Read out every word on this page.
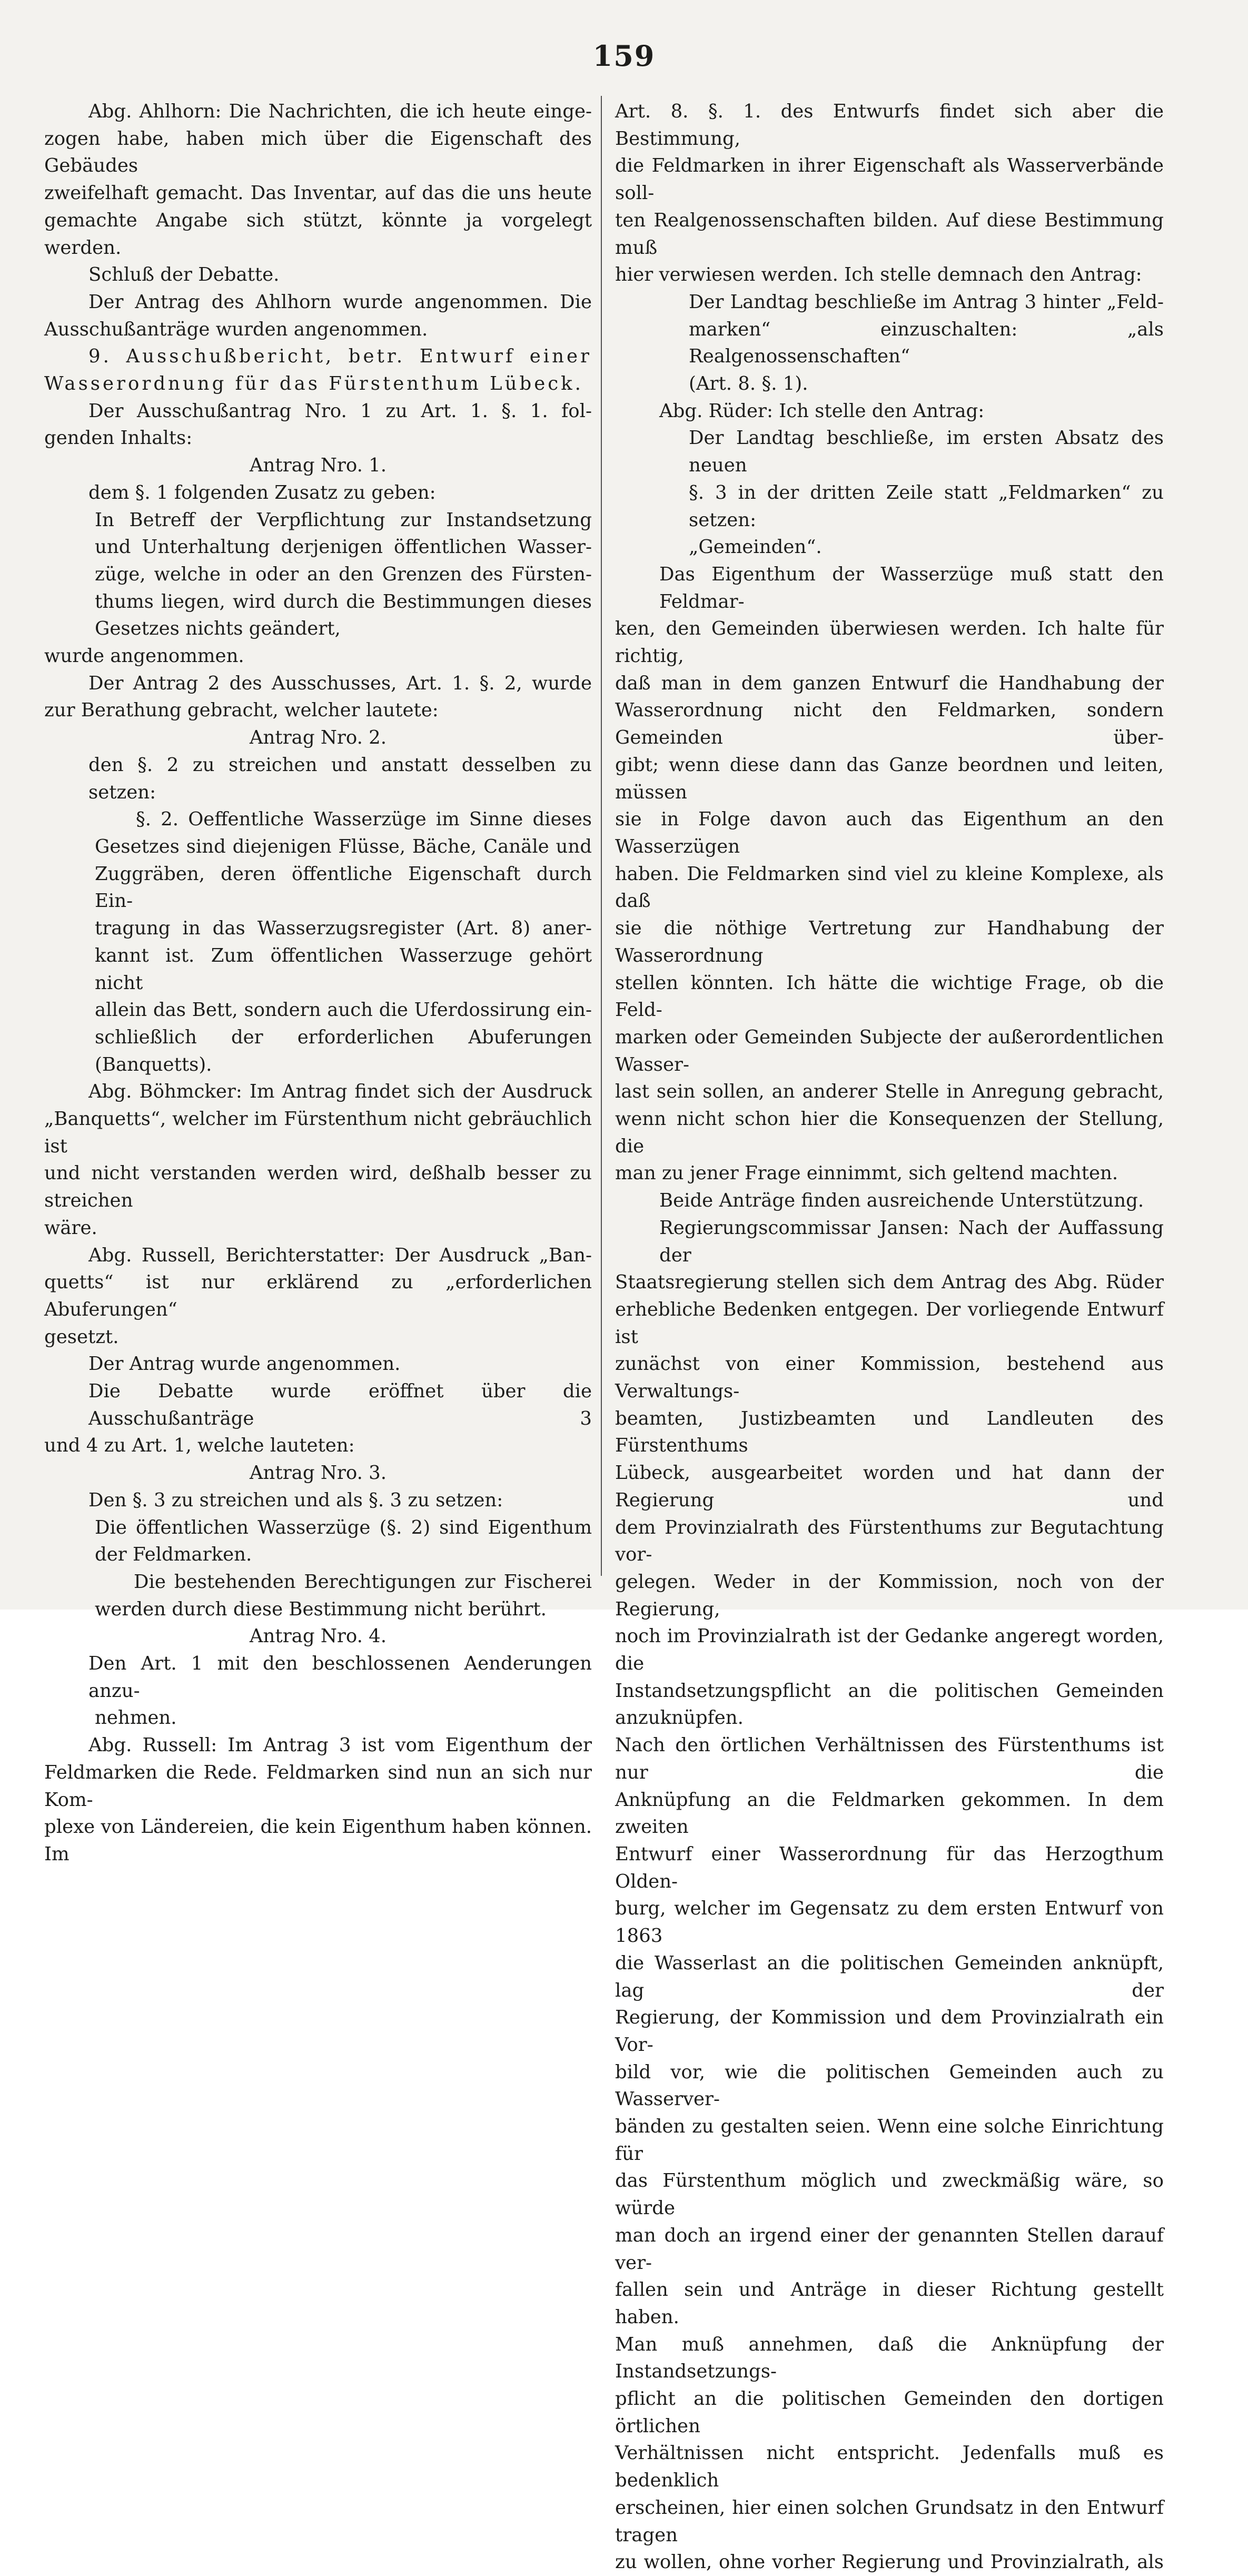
159

Abg. Ahlhorn: Die Nachrichten, die ich heute einge-

zogen habe, haben mich über die Eigenschaft des Gebäudes

zweifelhaft gemacht. Das Inventar, auf das die uns heute

gemachte Angabe sich stützt, könnte ja vorgelegt werden.

Schluß der Debatte.

Der Antrag des Ahlhorn wurde angenommen. Die

Ausschußanträge wurden angenommen.

9. Ausschußbericht, betr. Entwurf einer

Wasserordnung für das Fürstenthum Lübeck.

Der Ausschußantrag Nro. 1 zu Art. 1. §. 1. fol-

genden Inhalts:

Antrag Nro. 1.

dem §. 1 folgenden Zusatz zu geben:

In Betreff der Verpflichtung zur Instandsetzung

und Unterhaltung derjenigen öffentlichen Wasser-

züge, welche in oder an den Grenzen des Fürsten-

thums liegen, wird durch die Bestimmungen dieses

Gesetzes nichts geändert,

wurde angenommen.

Der Antrag 2 des Ausschusses, Art. 1. §. 2, wurde

zur Berathung gebracht, welcher lautete:

Antrag Nro. 2.

den §. 2 zu streichen und anstatt desselben zu setzen:

§. 2. Oeffentliche Wasserzüge im Sinne dieses

Gesetzes sind diejenigen Flüsse, Bäche, Canäle und

Zuggräben, deren öffentliche Eigenschaft durch Ein-

tragung in das Wasserzugsregister (Art. 8) aner-

kannt ist. Zum öffentlichen Wasserzuge gehört nicht

allein das Bett, sondern auch die Uferdossirung ein-

schließlich der erforderlichen Abuferungen (Banquetts).

Abg. Böhmcker: Im Antrag findet sich der Ausdruck

„Banquetts“, welcher im Fürstenthum nicht gebräuchlich ist

und nicht verstanden werden wird, deßhalb besser zu streichen

wäre.

Abg. Russell, Berichterstatter: Der Ausdruck „Ban-

quetts“ ist nur erklärend zu „erforderlichen Abuferungen“

gesetzt.

Der Antrag wurde angenommen.

Die Debatte wurde eröffnet über die Ausschußanträge 3

und 4 zu Art. 1, welche lauteten:

Antrag Nro. 3.

Den §. 3 zu streichen und als §. 3 zu setzen:

Die öffentlichen Wasserzüge (§. 2) sind Eigenthum

der Feldmarken.

Die bestehenden Berechtigungen zur Fischerei

werden durch diese Bestimmung nicht berührt.

Antrag Nro. 4.

Den Art. 1 mit den beschlossenen Aenderungen anzu-

nehmen.

Abg. Russell: Im Antrag 3 ist vom Eigenthum der

Feldmarken die Rede. Feldmarken sind nun an sich nur Kom-

plexe von Ländereien, die kein Eigenthum haben können. Im

Art. 8. §. 1. des Entwurfs findet sich aber die Bestimmung,

die Feldmarken in ihrer Eigenschaft als Wasserverbände soll-

ten Realgenossenschaften bilden. Auf diese Bestimmung muß

hier verwiesen werden. Ich stelle demnach den Antrag:

Der Landtag beschließe im Antrag 3 hinter „Feld-

marken“ einzuschalten: „als Realgenossenschaften“

(Art. 8. §. 1).

Abg. Rüder: Ich stelle den Antrag:

Der Landtag beschließe, im ersten Absatz des neuen

§. 3 in der dritten Zeile statt „Feldmarken“ zu setzen:

„Gemeinden“.

Das Eigenthum der Wasserzüge muß statt den Feldmar-

ken, den Gemeinden überwiesen werden. Ich halte für richtig,

daß man in dem ganzen Entwurf die Handhabung der

Wasserordnung nicht den Feldmarken, sondern Gemeinden über-

gibt; wenn diese dann das Ganze beordnen und leiten, müssen

sie in Folge davon auch das Eigenthum an den Wasserzügen

haben. Die Feldmarken sind viel zu kleine Komplexe, als daß

sie die nöthige Vertretung zur Handhabung der Wasserordnung

stellen könnten. Ich hätte die wichtige Frage, ob die Feld-

marken oder Gemeinden Subjecte der außerordentlichen Wasser-

last sein sollen, an anderer Stelle in Anregung gebracht,

wenn nicht schon hier die Konsequenzen der Stellung, die

man zu jener Frage einnimmt, sich geltend machten.

Beide Anträge finden ausreichende Unterstützung.

Regierungscommissar Jansen: Nach der Auffassung der

Staatsregierung stellen sich dem Antrag des Abg. Rüder

erhebliche Bedenken entgegen. Der vorliegende Entwurf ist

zunächst von einer Kommission, bestehend aus Verwaltungs-

beamten, Justizbeamten und Landleuten des Fürstenthums

Lübeck, ausgearbeitet worden und hat dann der Regierung und

dem Provinzialrath des Fürstenthums zur Begutachtung vor-

gelegen. Weder in der Kommission, noch von der Regierung,

noch im Provinzialrath ist der Gedanke angeregt worden, die

Instandsetzungspflicht an die politischen Gemeinden anzuknüpfen.

Nach den örtlichen Verhältnissen des Fürstenthums ist nur die

Anknüpfung an die Feldmarken gekommen. In dem zweiten

Entwurf einer Wasserordnung für das Herzogthum Olden-

burg, welcher im Gegensatz zu dem ersten Entwurf von 1863

die Wasserlast an die politischen Gemeinden anknüpft, lag der

Regierung, der Kommission und dem Provinzialrath ein Vor-

bild vor, wie die politischen Gemeinden auch zu Wasserver-

bänden zu gestalten seien. Wenn eine solche Einrichtung für

das Fürstenthum möglich und zweckmäßig wäre, so würde

man doch an irgend einer der genannten Stellen darauf ver-

fallen sein und Anträge in dieser Richtung gestellt haben.

Man muß annehmen, daß die Anknüpfung der Instandsetzungs-

pflicht an die politischen Gemeinden den dortigen örtlichen

Verhältnissen nicht entspricht. Jedenfalls muß es bedenklich

erscheinen, hier einen solchen Grundsatz in den Entwurf tragen

zu wollen, ohne vorher Regierung und Provinzialrath, als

### [TASK ITEM]
The result should be every line of the data, reproduced exactly, with the images removed.

### [RESULT]
Read out every word on this page.
159

Abg. Ahlhorn: Die Nachrichten, die ich heute einge-

zogen habe, haben mich über die Eigenschaft des Gebäudes

zweifelhaft gemacht. Das Inventar, auf das die uns heute

gemachte Angabe sich stützt, könnte ja vorgelegt werden.

Schluß der Debatte.

Der Antrag des Ahlhorn wurde angenommen. Die

Ausschußanträge wurden angenommen.

9. Ausschußbericht, betr. Entwurf einer

Wasserordnung für das Fürstenthum Lübeck.

Der Ausschußantrag Nro. 1 zu Art. 1. §. 1. fol-

genden Inhalts:

Antrag Nro. 1.

dem §. 1 folgenden Zusatz zu geben:

In Betreff der Verpflichtung zur Instandsetzung

und Unterhaltung derjenigen öffentlichen Wasser-

züge, welche in oder an den Grenzen des Fürsten-

thums liegen, wird durch die Bestimmungen dieses

Gesetzes nichts geändert,

wurde angenommen.

Der Antrag 2 des Ausschusses, Art. 1. §. 2, wurde

zur Berathung gebracht, welcher lautete:

Antrag Nro. 2.

den §. 2 zu streichen und anstatt desselben zu setzen:

§. 2. Oeffentliche Wasserzüge im Sinne dieses

Gesetzes sind diejenigen Flüsse, Bäche, Canäle und

Zuggräben, deren öffentliche Eigenschaft durch Ein-

tragung in das Wasserzugsregister (Art. 8) aner-

kannt ist. Zum öffentlichen Wasserzuge gehört nicht

allein das Bett, sondern auch die Uferdossirung ein-

schließlich der erforderlichen Abuferungen (Banquetts).

Abg. Böhmcker: Im Antrag findet sich der Ausdruck

„Banquetts“, welcher im Fürstenthum nicht gebräuchlich ist

und nicht verstanden werden wird, deßhalb besser zu streichen

wäre.

Abg. Russell, Berichterstatter: Der Ausdruck „Ban-

quetts“ ist nur erklärend zu „erforderlichen Abuferungen“

gesetzt.

Der Antrag wurde angenommen.

Die Debatte wurde eröffnet über die Ausschußanträge 3

und 4 zu Art. 1, welche lauteten:

Antrag Nro. 3.

Den §. 3 zu streichen und als §. 3 zu setzen:

Die öffentlichen Wasserzüge (§. 2) sind Eigenthum

der Feldmarken.

Die bestehenden Berechtigungen zur Fischerei

werden durch diese Bestimmung nicht berührt.

Antrag Nro. 4.

Den Art. 1 mit den beschlossenen Aenderungen anzu-

nehmen.

Abg. Russell: Im Antrag 3 ist vom Eigenthum der

Feldmarken die Rede. Feldmarken sind nun an sich nur Kom-

plexe von Ländereien, die kein Eigenthum haben können. Im

Art. 8. §. 1. des Entwurfs findet sich aber die Bestimmung,

die Feldmarken in ihrer Eigenschaft als Wasserverbände soll-

ten Realgenossenschaften bilden. Auf diese Bestimmung muß

hier verwiesen werden. Ich stelle demnach den Antrag:

Der Landtag beschließe im Antrag 3 hinter „Feld-

marken“ einzuschalten: „als Realgenossenschaften“

(Art. 8. §. 1).

Abg. Rüder: Ich stelle den Antrag:

Der Landtag beschließe, im ersten Absatz des neuen

§. 3 in der dritten Zeile statt „Feldmarken“ zu setzen:

„Gemeinden“.

Das Eigenthum der Wasserzüge muß statt den Feldmar-

ken, den Gemeinden überwiesen werden. Ich halte für richtig,

daß man in dem ganzen Entwurf die Handhabung der

Wasserordnung nicht den Feldmarken, sondern Gemeinden über-

gibt; wenn diese dann das Ganze beordnen und leiten, müssen

sie in Folge davon auch das Eigenthum an den Wasserzügen

haben. Die Feldmarken sind viel zu kleine Komplexe, als daß

sie die nöthige Vertretung zur Handhabung der Wasserordnung

stellen könnten. Ich hätte die wichtige Frage, ob die Feld-

marken oder Gemeinden Subjecte der außerordentlichen Wasser-

last sein sollen, an anderer Stelle in Anregung gebracht,

wenn nicht schon hier die Konsequenzen der Stellung, die

man zu jener Frage einnimmt, sich geltend machten.

Beide Anträge finden ausreichende Unterstützung.

Regierungscommissar Jansen: Nach der Auffassung der

Staatsregierung stellen sich dem Antrag des Abg. Rüder

erhebliche Bedenken entgegen. Der vorliegende Entwurf ist

zunächst von einer Kommission, bestehend aus Verwaltungs-

beamten, Justizbeamten und Landleuten des Fürstenthums

Lübeck, ausgearbeitet worden und hat dann der Regierung und

dem Provinzialrath des Fürstenthums zur Begutachtung vor-

gelegen. Weder in der Kommission, noch von der Regierung,

noch im Provinzialrath ist der Gedanke angeregt worden, die

Instandsetzungspflicht an die politischen Gemeinden anzuknüpfen.

Nach den örtlichen Verhältnissen des Fürstenthums ist nur die

Anknüpfung an die Feldmarken gekommen. In dem zweiten

Entwurf einer Wasserordnung für das Herzogthum Olden-

burg, welcher im Gegensatz zu dem ersten Entwurf von 1863

die Wasserlast an die politischen Gemeinden anknüpft, lag der

Regierung, der Kommission und dem Provinzialrath ein Vor-

bild vor, wie die politischen Gemeinden auch zu Wasserver-

bänden zu gestalten seien. Wenn eine solche Einrichtung für

das Fürstenthum möglich und zweckmäßig wäre, so würde

man doch an irgend einer der genannten Stellen darauf ver-

fallen sein und Anträge in dieser Richtung gestellt haben.

Man muß annehmen, daß die Anknüpfung der Instandsetzungs-

pflicht an die politischen Gemeinden den dortigen örtlichen

Verhältnissen nicht entspricht. Jedenfalls muß es bedenklich

erscheinen, hier einen solchen Grundsatz in den Entwurf tragen

zu wollen, ohne vorher Regierung und Provinzialrath, als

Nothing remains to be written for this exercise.